** Start of Dataset rows **

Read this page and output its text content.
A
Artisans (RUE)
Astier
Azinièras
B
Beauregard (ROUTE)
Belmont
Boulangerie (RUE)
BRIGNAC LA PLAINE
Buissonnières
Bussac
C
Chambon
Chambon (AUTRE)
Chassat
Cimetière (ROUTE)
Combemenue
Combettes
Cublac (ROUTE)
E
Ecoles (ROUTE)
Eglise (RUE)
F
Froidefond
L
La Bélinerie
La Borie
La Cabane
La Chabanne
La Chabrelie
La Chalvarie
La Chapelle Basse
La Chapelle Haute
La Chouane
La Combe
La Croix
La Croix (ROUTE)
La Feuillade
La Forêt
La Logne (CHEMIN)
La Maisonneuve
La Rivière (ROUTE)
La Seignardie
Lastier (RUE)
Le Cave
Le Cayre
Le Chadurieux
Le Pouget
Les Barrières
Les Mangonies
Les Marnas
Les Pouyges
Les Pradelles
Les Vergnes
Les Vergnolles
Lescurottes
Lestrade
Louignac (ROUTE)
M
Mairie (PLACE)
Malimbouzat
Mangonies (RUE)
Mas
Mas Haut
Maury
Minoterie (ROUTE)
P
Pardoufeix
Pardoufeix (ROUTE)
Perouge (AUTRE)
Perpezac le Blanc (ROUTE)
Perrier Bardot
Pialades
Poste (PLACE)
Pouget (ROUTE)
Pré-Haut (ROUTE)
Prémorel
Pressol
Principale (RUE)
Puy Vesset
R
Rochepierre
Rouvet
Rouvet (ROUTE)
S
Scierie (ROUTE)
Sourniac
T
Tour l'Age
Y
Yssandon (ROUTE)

** End of Dataset rows **
** Start of Dataset rows **

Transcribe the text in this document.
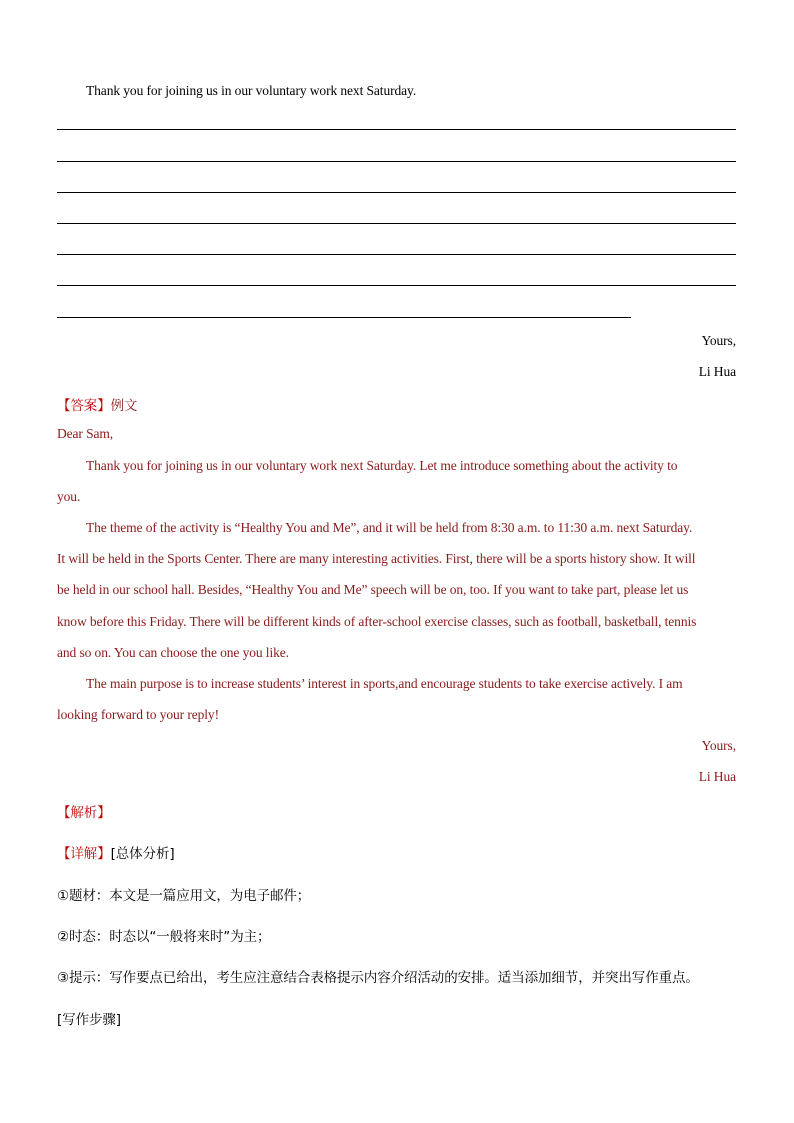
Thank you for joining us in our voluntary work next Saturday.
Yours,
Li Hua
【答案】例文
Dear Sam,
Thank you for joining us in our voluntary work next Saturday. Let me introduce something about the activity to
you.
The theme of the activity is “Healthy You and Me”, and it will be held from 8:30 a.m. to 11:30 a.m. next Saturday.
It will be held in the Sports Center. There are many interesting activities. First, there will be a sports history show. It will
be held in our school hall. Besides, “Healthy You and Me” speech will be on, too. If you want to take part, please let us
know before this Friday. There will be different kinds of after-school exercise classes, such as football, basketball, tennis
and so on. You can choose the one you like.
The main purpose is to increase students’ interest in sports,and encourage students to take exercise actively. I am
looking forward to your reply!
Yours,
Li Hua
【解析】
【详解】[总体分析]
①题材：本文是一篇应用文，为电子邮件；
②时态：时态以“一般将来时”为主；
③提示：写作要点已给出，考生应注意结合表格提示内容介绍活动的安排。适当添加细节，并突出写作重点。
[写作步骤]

** End of Dataset rows **

* What is being asked:
Identify every line above that includes the word "held", and show those lines.

* Worked solution:
The theme of the activity is “Healthy You and Me”, and it will be held from 8:30 a.m. to 11:30 a.m. next Saturday.
It will be held in the Sports Center. There are many interesting activities. First, there will be a sports history show. It will
be held in our school hall. Besides, “Healthy You and Me” speech will be on, too. If you want to take part, please let us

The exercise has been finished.